(Source text):
Content starts

Julian Wiley

Batched Inference and Cache Patterns for Security Telemetry

May 11, 2026· 1 min readCyberSec Dashboard

How the inference pipeline in cybersec_dashboard balances throughput and responsiveness with batching and TTL cache controls.

CyberSec DashboardInferenceCachingPerformanceML Ops

The Throughput vs Latency Tradeoff

Security systems need timely answers, but single-item inference can waste resources.

engine/ml/inference.py and runtime settings in the project define a batched async inference path with configurable cache controls. This is the right direction for live-ish telemetry.

Why Batching Helps

Batching improves device utilization and reduces per-request overhead. In this stack, that means more stable throughput under bursty traffic without immediately scaling hardware.

The key is to keep batch size tunable at runtime, which the project supports through settings and environment configuration.

Why TTL Cache Helps

The engine also exposes inference cache controls, which reduce redundant recomputation for repeated or similar analysis paths.

Cache TTLs and capacities are explicit runtime knobs, allowing operators to tune for:

  • lower latency
  • lower compute cost
  • acceptable staleness windows

Where Teams Get Burned

Caching is not free. In security contexts, stale results can hide fast-changing threat states.

The right approach is to pair cache strategy with:

  • clear TTL policies
  • metadata tags for cache provenance
  • observability on cache hit/miss behavior

Practical Takeaway

Batched inference plus controlled caching is a strong baseline for security ML pipelines, but only when staleness risk is explicit and monitored.

Content ends

(Provided data):
Content starts

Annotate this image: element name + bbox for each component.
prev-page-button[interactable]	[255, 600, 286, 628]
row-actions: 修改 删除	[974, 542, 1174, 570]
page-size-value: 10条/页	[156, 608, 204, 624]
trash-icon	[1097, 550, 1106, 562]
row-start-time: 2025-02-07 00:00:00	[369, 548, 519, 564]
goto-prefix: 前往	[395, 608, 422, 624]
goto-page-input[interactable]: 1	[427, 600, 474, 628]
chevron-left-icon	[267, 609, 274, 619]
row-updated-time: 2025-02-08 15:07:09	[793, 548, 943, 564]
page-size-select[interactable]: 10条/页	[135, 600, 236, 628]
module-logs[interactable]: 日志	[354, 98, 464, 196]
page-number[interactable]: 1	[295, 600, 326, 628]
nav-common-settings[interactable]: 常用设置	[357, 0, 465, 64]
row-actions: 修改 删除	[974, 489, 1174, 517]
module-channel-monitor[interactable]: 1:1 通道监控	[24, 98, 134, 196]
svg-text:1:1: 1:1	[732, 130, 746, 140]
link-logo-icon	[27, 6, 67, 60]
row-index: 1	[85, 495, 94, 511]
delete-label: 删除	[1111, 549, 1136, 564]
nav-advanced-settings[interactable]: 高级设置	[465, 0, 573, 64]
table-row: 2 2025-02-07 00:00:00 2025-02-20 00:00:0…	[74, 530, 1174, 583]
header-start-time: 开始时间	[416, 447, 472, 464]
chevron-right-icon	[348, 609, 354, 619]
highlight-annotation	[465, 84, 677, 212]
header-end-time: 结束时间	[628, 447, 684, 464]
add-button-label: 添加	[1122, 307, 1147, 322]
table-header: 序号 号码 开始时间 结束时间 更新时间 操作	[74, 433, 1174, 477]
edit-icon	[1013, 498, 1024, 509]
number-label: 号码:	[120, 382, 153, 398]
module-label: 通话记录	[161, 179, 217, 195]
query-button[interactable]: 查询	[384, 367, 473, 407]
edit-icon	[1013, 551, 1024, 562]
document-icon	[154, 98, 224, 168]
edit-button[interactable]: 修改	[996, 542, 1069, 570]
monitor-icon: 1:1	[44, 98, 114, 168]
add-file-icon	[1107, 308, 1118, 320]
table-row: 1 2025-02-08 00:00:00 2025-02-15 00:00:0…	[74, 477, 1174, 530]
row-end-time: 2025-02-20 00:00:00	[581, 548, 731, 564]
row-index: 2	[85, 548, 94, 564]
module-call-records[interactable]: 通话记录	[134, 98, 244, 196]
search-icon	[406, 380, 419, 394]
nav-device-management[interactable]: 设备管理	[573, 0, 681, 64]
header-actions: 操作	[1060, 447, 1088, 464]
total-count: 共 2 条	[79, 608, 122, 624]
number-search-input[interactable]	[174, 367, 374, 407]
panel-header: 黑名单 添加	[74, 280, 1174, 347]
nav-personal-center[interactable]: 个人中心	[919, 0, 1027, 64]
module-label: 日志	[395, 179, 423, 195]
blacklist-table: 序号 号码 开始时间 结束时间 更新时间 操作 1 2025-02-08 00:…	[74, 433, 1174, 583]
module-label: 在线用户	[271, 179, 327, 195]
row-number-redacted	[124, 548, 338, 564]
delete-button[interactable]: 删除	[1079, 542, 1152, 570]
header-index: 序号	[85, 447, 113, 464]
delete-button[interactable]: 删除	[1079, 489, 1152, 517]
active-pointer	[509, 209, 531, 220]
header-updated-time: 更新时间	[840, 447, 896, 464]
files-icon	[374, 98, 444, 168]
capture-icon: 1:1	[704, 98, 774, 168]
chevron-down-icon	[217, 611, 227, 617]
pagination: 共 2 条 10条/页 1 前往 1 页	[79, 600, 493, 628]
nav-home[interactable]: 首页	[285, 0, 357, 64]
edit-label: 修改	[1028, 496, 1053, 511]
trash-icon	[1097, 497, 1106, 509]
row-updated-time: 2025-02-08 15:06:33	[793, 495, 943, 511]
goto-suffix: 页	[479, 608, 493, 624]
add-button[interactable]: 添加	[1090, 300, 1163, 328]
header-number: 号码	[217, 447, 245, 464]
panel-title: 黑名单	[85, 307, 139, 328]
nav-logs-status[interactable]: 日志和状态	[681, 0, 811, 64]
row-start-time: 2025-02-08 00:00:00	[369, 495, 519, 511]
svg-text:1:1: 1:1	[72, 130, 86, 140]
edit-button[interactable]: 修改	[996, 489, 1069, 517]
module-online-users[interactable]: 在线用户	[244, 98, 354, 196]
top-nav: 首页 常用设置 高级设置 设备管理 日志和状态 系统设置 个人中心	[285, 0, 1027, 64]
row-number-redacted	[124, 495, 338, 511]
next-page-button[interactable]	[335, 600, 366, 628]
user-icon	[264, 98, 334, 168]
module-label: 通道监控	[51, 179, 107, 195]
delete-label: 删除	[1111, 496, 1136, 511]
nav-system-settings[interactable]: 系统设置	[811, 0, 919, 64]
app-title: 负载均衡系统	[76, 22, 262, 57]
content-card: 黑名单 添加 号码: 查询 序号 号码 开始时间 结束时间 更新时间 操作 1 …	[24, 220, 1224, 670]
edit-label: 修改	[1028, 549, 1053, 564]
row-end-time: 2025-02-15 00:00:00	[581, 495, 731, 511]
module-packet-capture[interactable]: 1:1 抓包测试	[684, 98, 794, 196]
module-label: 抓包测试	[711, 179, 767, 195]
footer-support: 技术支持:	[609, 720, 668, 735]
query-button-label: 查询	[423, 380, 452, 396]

Content ends

(Work request): List every section heading in the article on batched inference and cache patterns.

(Your solution):
The Throughput vs Latency Tradeoff
Why Batching Helps
Why TTL Cache Helps
Where Teams Get Burned
Practical Takeaway